REQUIREMENTS
Wherever the string "κτυπῶ" occurs in a line of these records, report that line.

INPUT MATERIAL
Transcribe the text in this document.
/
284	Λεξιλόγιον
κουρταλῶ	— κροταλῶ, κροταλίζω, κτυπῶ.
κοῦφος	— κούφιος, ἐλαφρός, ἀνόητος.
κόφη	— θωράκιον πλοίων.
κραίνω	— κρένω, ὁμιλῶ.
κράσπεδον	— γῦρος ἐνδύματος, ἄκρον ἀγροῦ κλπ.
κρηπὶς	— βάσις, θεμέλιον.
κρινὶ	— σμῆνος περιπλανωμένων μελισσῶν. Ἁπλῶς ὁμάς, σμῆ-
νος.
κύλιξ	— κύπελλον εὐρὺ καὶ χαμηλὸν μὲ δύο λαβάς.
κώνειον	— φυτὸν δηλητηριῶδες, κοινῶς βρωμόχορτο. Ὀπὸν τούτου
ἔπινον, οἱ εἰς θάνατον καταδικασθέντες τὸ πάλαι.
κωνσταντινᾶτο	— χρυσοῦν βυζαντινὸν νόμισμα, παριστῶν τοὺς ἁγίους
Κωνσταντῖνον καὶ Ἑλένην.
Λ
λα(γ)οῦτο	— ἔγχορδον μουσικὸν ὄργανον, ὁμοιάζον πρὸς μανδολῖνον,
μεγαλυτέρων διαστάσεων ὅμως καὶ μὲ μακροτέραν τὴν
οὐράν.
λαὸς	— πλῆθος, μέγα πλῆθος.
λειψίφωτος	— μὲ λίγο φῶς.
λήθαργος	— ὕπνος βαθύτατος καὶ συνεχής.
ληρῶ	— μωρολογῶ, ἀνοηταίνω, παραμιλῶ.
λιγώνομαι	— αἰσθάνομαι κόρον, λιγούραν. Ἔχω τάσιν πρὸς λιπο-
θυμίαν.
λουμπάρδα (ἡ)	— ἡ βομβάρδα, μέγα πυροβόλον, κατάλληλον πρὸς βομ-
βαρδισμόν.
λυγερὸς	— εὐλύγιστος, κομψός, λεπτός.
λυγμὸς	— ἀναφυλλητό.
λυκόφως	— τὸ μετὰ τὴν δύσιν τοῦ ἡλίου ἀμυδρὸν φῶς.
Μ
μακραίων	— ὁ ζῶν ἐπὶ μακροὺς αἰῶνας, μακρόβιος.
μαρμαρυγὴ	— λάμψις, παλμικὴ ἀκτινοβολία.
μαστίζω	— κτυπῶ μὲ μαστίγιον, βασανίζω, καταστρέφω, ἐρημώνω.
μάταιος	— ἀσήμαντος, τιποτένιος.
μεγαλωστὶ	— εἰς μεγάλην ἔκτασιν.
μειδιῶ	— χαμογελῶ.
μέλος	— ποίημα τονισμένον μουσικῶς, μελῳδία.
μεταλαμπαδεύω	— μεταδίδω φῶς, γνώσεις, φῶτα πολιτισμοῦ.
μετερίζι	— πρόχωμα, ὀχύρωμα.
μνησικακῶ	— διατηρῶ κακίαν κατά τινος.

RESULT OF THE TASK
κουρταλῶ	— κροταλῶ, κροταλίζω, κτυπῶ.
μαστίζω	— κτυπῶ μὲ μαστίγιον, βασανίζω, καταστρέφω, ἐρημώνω.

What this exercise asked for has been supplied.